Stored items:
◆ ◆ ◆ ◆ ◆

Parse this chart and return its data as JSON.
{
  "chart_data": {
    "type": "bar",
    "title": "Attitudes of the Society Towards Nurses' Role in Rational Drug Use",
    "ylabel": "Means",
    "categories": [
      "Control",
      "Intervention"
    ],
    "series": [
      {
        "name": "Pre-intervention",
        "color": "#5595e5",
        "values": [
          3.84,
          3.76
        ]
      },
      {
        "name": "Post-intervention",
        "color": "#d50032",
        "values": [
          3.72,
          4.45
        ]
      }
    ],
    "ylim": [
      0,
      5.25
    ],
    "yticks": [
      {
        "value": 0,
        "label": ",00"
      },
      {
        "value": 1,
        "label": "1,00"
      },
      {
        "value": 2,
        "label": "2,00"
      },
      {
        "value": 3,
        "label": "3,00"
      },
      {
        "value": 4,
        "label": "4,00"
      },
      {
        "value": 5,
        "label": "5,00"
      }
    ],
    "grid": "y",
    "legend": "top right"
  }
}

◆ ◆ ◆ ◆ ◆

> _Exercise directions_:
Extract each entry in full, exactly as given.

> _Answer for this exercise_:
Parse this chart and return its data as JSON.
{
  "chart_data": {
    "type": "bar",
    "title": "Attitudes of the Society Towards Nurses' Role in Rational Drug Use",
    "ylabel": "Means",
    "categories": [
      "Control",
      "Intervention"
    ],
    "series": [
      {
        "name": "Pre-intervention",
        "color": "#5595e5",
        "values": [
          3.84,
          3.76
        ]
      },
      {
        "name": "Post-intervention",
        "color": "#d50032",
        "values": [
          3.72,
          4.45
        ]
      }
    ],
    "ylim": [
      0,
      5.25
    ],
    "yticks": [
      {
        "value": 0,
        "label": ",00"
      },
      {
        "value": 1,
        "label": "1,00"
      },
      {
        "value": 2,
        "label": "2,00"
      },
      {
        "value": 3,
        "label": "3,00"
      },
      {
        "value": 4,
        "label": "4,00"
      },
      {
        "value": 5,
        "label": "5,00"
      }
    ],
    "grid": "y",
    "legend": "top right"
  }
}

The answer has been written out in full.